> _DATA_:

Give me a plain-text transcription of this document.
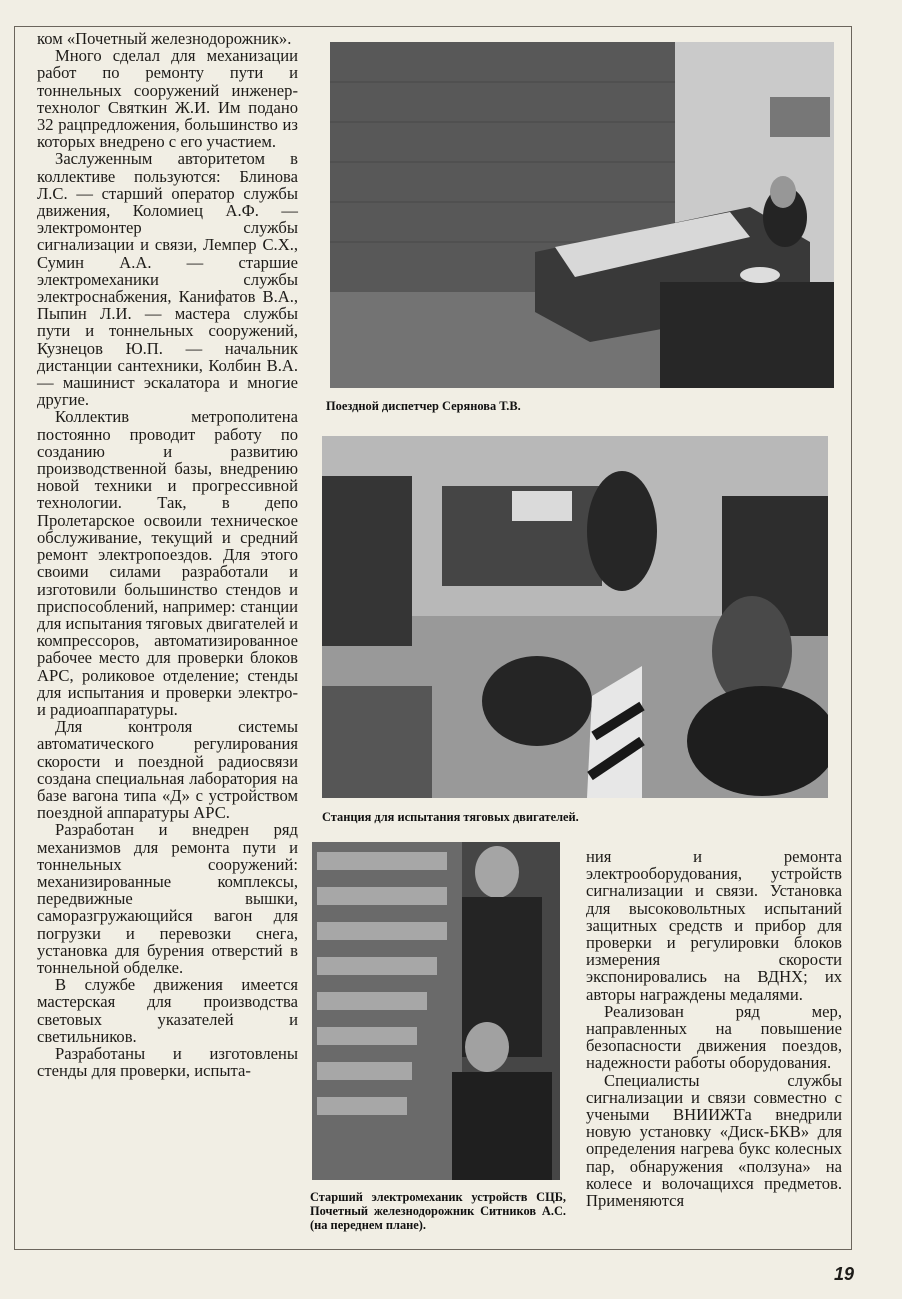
ком «Почетный железнодорожник».

Много сделал для механизации работ по ремонту пути и тоннельных сооружений инженер-технолог Святкин Ж.И. Им подано 32 рацпредложения, большинство из которых внедрено с его участием.

Заслуженным авторитетом в коллективе пользуются: Блинова Л.С. — старший оператор службы движения, Коломиец А.Ф. — электромонтер службы сигнализации и связи, Лемпер С.Х., Сумин А.А. — старшие электромеханики службы электроснабжения, Канифатов В.А., Пыпин Л.И. — мастера службы пути и тоннельных сооружений, Кузнецов Ю.П. — начальник дистанции сантехники, Колбин В.А. — машинист эскалатора и многие другие.

Коллектив метрополитена постоянно проводит работу по созданию и развитию производственной базы, внедрению новой техники и прогрессивной технологии. Так, в депо Пролетарское освоили техническое обслуживание, текущий и средний ремонт электропоездов. Для этого своими силами разработали и изготовили большинство стендов и приспособлений, например: станции для испытания тяговых двигателей и компрессоров, автоматизированное рабочее место для проверки блоков АРС, роликовое отделение; стенды для испытания и проверки электро- и радиоаппаратуры.

Для контроля системы автоматического регулирования скорости и поездной радиосвязи создана специальная лаборатория на базе вагона типа «Д» с устройством поездной аппаратуры АРС.

Разработан и внедрен ряд механизмов для ремонта пути и тоннельных сооружений: механизированные комплексы, передвижные вышки, саморазгружающийся вагон для погрузки и перевозки снега, установка для бурения отверстий в тоннельной обделке.

В службе движения имеется мастерская для производства световых указателей и светильников.

Разработаны и изготовлены стенды для проверки, испыта-

Поездной диспетчер Серянова Т.В.
Станция для испытания тяговых двигателей.
Старший электромеханик устройств СЦБ, Почетный железнодорожник Ситников А.С. (на переднем плане).

ния и ремонта электрооборудования, устройств сигнализации и связи. Установка для высоковольтных испытаний защитных средств и прибор для проверки и регулировки блоков измерения скорости экспонировались на ВДНХ; их авторы награждены медалями.

Реализован ряд мер, направленных на повышение безопасности движения поездов, надежности работы оборудования.

Специалисты службы сигнализации и связи совместно с учеными ВНИИЖТа внедрили новую установку «Диск-БКВ» для определения нагрева букс колесных пар, обнаружения «ползуна» на колесе и волочащихся предметов. Применяются

19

> _SET PROBLEM_: Produce an exact copy of each line of data, skipping embedded images.

> _COMPLETE RESPONSE_:
Give me a plain-text transcription of this document.
ком «Почетный железнодорожник».

Много сделал для механизации работ по ремонту пути и тоннельных сооружений инженер-технолог Святкин Ж.И. Им подано 32 рацпредложения, большинство из которых внедрено с его участием.

Заслуженным авторитетом в коллективе пользуются: Блинова Л.С. — старший оператор службы движения, Коломиец А.Ф. — электромонтер службы сигнализации и связи, Лемпер С.Х., Сумин А.А. — старшие электромеханики службы электроснабжения, Канифатов В.А., Пыпин Л.И. — мастера службы пути и тоннельных сооружений, Кузнецов Ю.П. — начальник дистанции сантехники, Колбин В.А. — машинист эскалатора и многие другие.

Коллектив метрополитена постоянно проводит работу по созданию и развитию производственной базы, внедрению новой техники и прогрессивной технологии. Так, в депо Пролетарское освоили техническое обслуживание, текущий и средний ремонт электропоездов. Для этого своими силами разработали и изготовили большинство стендов и приспособлений, например: станции для испытания тяговых двигателей и компрессоров, автоматизированное рабочее место для проверки блоков АРС, роликовое отделение; стенды для испытания и проверки электро- и радиоаппаратуры.

Для контроля системы автоматического регулирования скорости и поездной радиосвязи создана специальная лаборатория на базе вагона типа «Д» с устройством поездной аппаратуры АРС.

Разработан и внедрен ряд механизмов для ремонта пути и тоннельных сооружений: механизированные комплексы, передвижные вышки, саморазгружающийся вагон для погрузки и перевозки снега, установка для бурения отверстий в тоннельной обделке.

В службе движения имеется мастерская для производства световых указателей и светильников.

Разработаны и изготовлены стенды для проверки, испыта-

Поездной диспетчер Серянова Т.В.
Станция для испытания тяговых двигателей.
Старший электромеханик устройств СЦБ, Почетный железнодорожник Ситников А.С. (на переднем плане).

ния и ремонта электрооборудования, устройств сигнализации и связи. Установка для высоковольтных испытаний защитных средств и прибор для проверки и регулировки блоков измерения скорости экспонировались на ВДНХ; их авторы награждены медалями.

Реализован ряд мер, направленных на повышение безопасности движения поездов, надежности работы оборудования.

Специалисты службы сигнализации и связи совместно с учеными ВНИИЖТа внедрили новую установку «Диск-БКВ» для определения нагрева букс колесных пар, обнаружения «ползуна» на колесе и волочащихся предметов. Применяются

19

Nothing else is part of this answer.